Using the material below, copy every line where "text" appears.

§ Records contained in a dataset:
----
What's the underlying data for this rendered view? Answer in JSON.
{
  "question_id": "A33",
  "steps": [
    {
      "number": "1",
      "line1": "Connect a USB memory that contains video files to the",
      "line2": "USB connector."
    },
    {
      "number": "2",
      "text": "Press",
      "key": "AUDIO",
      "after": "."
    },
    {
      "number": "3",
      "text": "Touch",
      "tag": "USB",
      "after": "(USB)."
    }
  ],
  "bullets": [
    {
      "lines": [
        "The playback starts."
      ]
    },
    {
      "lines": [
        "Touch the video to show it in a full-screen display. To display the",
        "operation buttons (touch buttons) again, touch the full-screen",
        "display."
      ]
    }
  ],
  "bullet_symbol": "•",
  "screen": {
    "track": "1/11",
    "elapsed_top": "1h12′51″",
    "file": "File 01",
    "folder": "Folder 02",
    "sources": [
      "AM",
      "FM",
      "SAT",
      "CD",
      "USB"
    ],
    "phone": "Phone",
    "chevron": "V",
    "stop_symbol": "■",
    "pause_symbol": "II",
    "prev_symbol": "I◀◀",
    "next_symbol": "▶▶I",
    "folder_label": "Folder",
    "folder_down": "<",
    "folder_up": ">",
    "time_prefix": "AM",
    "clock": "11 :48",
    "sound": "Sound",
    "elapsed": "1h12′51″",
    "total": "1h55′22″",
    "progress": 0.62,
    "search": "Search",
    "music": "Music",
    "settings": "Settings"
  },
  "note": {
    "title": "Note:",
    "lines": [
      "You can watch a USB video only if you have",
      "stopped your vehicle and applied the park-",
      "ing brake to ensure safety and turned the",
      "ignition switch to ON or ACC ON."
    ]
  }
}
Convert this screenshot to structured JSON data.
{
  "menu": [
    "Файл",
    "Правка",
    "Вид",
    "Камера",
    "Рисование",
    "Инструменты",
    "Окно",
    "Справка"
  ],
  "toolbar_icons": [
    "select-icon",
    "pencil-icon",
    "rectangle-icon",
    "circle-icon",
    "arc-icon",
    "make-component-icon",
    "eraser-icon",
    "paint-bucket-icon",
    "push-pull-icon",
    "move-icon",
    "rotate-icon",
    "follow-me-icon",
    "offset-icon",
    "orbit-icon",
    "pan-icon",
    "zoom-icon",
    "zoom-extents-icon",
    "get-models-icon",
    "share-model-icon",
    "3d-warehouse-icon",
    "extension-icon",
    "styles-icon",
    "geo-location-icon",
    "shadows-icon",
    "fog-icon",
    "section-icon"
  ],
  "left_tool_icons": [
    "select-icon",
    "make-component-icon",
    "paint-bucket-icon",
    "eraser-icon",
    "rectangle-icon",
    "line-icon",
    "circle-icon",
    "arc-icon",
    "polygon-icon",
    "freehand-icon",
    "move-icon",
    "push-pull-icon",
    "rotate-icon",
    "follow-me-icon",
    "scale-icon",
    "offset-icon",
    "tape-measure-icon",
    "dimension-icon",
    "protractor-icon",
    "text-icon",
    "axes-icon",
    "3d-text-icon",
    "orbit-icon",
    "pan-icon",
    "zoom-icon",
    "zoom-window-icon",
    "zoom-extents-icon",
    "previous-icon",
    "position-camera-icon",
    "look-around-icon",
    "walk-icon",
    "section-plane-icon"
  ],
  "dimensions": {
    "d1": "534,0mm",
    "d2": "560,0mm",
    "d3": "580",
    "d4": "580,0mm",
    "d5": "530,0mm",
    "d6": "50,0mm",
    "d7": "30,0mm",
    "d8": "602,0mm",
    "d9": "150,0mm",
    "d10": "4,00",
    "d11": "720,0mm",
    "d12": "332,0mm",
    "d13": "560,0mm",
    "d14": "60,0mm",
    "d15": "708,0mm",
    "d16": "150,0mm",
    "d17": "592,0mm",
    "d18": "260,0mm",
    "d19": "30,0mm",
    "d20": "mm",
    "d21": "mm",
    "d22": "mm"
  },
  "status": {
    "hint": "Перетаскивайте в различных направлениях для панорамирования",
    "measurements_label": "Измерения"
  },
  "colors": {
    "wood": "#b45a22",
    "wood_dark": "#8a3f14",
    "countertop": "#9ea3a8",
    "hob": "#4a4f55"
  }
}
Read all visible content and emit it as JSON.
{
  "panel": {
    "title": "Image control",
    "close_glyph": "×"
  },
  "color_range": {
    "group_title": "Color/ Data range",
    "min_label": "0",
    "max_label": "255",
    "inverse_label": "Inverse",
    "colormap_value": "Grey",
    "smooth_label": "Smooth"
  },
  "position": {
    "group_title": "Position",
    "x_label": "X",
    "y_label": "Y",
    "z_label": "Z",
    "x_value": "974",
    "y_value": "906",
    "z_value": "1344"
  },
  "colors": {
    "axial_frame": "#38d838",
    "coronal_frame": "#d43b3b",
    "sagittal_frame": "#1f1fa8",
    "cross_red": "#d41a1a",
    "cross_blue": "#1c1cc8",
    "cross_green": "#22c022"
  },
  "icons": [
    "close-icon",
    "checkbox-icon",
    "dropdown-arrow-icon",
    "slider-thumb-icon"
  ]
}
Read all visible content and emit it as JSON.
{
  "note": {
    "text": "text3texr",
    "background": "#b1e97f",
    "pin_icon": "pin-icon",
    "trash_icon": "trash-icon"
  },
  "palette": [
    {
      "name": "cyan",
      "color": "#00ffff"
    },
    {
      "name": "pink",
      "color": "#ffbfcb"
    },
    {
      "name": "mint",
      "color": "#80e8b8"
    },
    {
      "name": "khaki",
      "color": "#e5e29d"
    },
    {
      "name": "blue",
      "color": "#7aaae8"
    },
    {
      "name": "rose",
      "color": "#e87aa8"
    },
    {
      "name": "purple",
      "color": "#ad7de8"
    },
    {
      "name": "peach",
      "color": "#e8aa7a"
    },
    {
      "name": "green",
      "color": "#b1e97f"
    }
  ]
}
----
§ Written answer:
      "text": "Press",
      "text": "Touch",
    "text-icon",
    "3d-text-icon",
    "text": "text3texr",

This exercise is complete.